| DOCUMENT SECTION |
## START

I can direct you to multliple credible sources who will say the same. What are your credible reference points for putting the overall burden of the housing collapse and subsequent need for bailouts on the consumer? Do you actually read anything? Even more to the point, do you ever read anything that doesn't support your position, to get some perspective?


----------



## rgames (Dec 13, 2011)

I guess I'm not sure what the discussions is about any more. You guys keep talking about how badly the banks behaved and how they brought down the world financial markets. OK. I'm not talking about the banking crisis. It happened. Banks were naughty. Yep. People were stupid. What does that have to do with the wealth gap? Or the Facebook IPO? Or all the money that's going to the top income earners?

Since you're responding to my points on the wealth gap, you seem to be implying that naughty banks somehow created the wealth gap. There's no way that can be true - see my previous posts. So why do you keep going on about it? I don't think I'm disagreeing with anything you're saying.

Banks were naughty. I agree.
Banks should be punished. I agree.
Banks hold too much influence in DC. I agree.

Let's say you fix those problems. Are you saying the wealth gap will disappear? No way. They have almost nothing to do with the problems that cause the wealth gap, as I explained above.

Like I said, you can help me understand by completing this sentence:

When we get increased regulation on the banks, the wealth gap will disappear because ______.

And Larry:

My sources are mainstream - mostly NPR, NBC, government data (shocking! who does that?!?), and a big dose of personal experience. But I rely on one very special source to make sense of it all: my own brain. You seem to imply that I'm parroting things I hear elsewhere without checking the facts. On what basis do you make that claim? Please provide the link to the discussion where I've done that. Seriously, I want to see where you got your information on that one. Since you threw in the fact-checking card, let's do some fact-checking!

## END

| DATA |
## START

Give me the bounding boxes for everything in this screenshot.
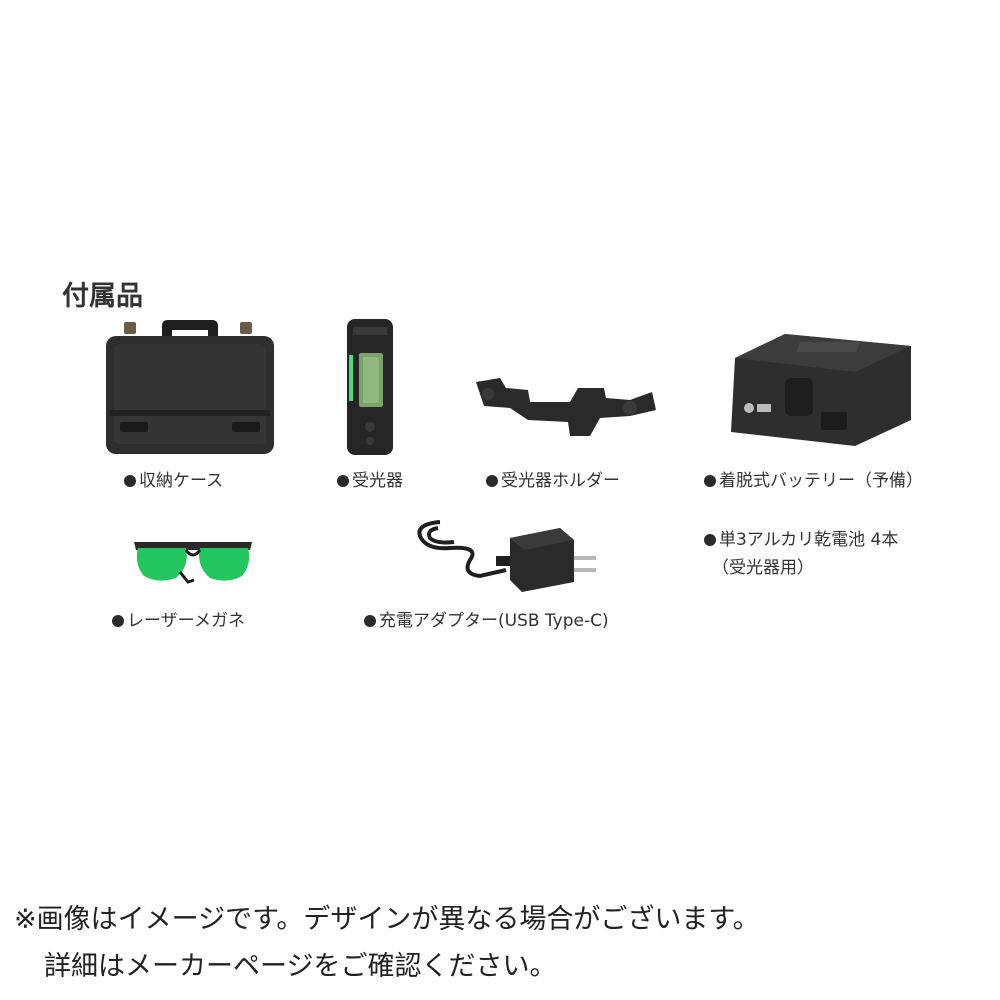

## END

| WHAT TO DO |
1/ For each statement about the forum thread on banks and the wealth gap, say yes or no depending on whether it agrees with the text, and quote the deciding words exactly. (a) rgames says that bad behavior by banks caused the wealth gap. (b) rgames names NPR and NBC as sources. (c) rgames disputes that banks hold too much influence in DC.
2/ Resume the forum thread on banks and the wealth gap, writing on from its final sentence.
The material comes from a separate source.

| ANSWERS FOR THE EXERCISE |
1/
(a) No: "There's no way that can be true"
(b) Yes: "My sources are mainstream - mostly NPR, NBC, government data"
(c) No: "Banks hold too much influence in DC. I agree."

2/
Taking someone else's thoughts is like taking someone else's music: it ain't yours! Use it to provoke new thoughts; don't cut and paste.

I don't judge credibility on the basis of the source - I judge credibility on the merits of the information presented. Is it a good idea? Does it make sense? If so, who cares where it came from? If your favorite "credible" source told you the earth is flat, would you start believing that the earth is flat?

rgames


----------



## NYC Composer (Dec 13, 2011)

"You can summarize that entire paragraph with one statement: people make bad choices.

People make bad choices when they pile on debt they can't afford. And people make bad choices when they take risky bets. They're one in the same: bad choices."

Mm hmm. I guess that's why the world economy faltered-all those greedy middle income people taking on debt they couldn't afford. Mm hmm.


----------



## rgames (Dec 13, 2011)

OK. I'm totally lost. And I haven't even been drinking tonight...

rgames


----------



## Nick Batzdorf (Dec 13, 2011)

Richard:

"Those at the very top grew wealthier from their incomes and their investments -- wealthier than ever before. But everybody else struggled with costs that were growing and paychecks that weren’t -- and too many families found themselves racking up more and more debt just to keep up."


----------



## NYC Composer (Dec 13, 2011)

rgames @ Tue Dec 13 said:


> OK. I'm totally lost. And I haven't even been drinking tonight...
> 
> rgames



Sorry Richard, I was quoting you. No wonder you're confused.


----------



## rgames (Dec 13, 2011)

When we get increased regulation on the banks, the wealth gap will disappear because ______.


----------



## NYC Composer (Dec 13, 2011)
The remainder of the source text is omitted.